From the entries below, pull out each line where "Comments" appears.

RECORDS FOR THIS EXERCISE:
----------

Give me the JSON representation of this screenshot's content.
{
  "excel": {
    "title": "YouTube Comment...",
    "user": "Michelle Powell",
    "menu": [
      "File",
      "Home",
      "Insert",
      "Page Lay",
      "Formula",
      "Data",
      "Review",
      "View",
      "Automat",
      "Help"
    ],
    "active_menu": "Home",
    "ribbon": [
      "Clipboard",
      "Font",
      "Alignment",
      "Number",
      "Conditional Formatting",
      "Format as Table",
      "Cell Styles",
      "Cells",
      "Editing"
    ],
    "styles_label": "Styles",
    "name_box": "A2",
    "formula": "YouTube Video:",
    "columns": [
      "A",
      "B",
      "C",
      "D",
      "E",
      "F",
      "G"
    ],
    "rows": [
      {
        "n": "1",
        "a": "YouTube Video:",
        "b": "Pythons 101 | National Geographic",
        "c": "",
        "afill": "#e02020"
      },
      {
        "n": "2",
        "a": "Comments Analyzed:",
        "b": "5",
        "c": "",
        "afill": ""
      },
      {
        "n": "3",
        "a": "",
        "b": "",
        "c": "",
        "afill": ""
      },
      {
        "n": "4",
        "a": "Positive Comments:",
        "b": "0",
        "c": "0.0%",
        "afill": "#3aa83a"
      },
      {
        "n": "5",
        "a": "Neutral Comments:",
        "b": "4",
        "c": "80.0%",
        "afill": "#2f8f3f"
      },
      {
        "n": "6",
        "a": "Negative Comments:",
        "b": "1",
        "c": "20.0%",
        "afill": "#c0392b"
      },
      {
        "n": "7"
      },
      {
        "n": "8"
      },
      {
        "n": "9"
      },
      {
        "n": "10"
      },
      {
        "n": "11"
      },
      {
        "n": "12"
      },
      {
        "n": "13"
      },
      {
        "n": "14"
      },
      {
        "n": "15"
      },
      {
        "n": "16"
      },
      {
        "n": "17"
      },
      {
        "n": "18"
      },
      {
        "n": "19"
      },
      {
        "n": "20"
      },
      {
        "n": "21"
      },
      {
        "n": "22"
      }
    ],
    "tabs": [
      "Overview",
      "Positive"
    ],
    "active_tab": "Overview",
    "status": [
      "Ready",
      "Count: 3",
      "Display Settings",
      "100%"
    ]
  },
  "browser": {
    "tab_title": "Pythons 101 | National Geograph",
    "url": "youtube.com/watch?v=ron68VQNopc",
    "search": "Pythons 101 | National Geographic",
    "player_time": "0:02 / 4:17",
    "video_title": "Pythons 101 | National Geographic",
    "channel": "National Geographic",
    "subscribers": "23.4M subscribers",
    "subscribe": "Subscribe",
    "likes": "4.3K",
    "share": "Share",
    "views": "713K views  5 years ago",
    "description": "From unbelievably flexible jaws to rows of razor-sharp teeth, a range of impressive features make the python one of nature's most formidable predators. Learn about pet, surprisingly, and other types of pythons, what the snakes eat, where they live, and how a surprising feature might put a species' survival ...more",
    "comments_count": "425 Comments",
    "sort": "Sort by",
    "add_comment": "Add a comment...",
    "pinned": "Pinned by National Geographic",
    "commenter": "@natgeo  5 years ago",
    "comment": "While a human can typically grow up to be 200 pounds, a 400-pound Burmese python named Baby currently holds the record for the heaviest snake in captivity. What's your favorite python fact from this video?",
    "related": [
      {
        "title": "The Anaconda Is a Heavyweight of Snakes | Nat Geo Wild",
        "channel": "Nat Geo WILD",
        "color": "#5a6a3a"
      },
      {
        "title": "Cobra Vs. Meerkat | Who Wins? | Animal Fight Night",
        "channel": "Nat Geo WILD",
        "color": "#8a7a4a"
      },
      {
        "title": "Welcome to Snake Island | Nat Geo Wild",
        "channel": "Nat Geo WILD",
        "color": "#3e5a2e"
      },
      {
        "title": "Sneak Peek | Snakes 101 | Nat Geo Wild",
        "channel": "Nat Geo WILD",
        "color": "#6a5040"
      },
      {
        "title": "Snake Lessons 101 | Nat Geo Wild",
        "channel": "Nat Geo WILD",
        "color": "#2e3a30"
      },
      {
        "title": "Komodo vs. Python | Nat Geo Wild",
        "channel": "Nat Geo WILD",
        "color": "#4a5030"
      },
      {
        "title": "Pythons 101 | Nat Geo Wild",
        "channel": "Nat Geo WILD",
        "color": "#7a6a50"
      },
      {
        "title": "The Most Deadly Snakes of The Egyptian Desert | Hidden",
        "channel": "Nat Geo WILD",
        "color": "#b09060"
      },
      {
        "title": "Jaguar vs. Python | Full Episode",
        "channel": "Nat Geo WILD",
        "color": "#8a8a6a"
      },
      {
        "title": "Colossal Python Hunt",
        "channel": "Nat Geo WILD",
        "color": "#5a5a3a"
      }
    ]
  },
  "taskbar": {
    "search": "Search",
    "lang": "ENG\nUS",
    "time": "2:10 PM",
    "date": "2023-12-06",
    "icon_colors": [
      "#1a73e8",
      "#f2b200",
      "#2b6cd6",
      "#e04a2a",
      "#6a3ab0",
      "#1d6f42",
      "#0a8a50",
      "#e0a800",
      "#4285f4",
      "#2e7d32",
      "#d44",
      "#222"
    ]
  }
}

----------

RESULT OF THIS TASK:
        "a": "Comments Analyzed:",
        "a": "Positive Comments:",
        "a": "Neutral Comments:",
        "a": "Negative Comments:",
    "comments_count": "425 Comments",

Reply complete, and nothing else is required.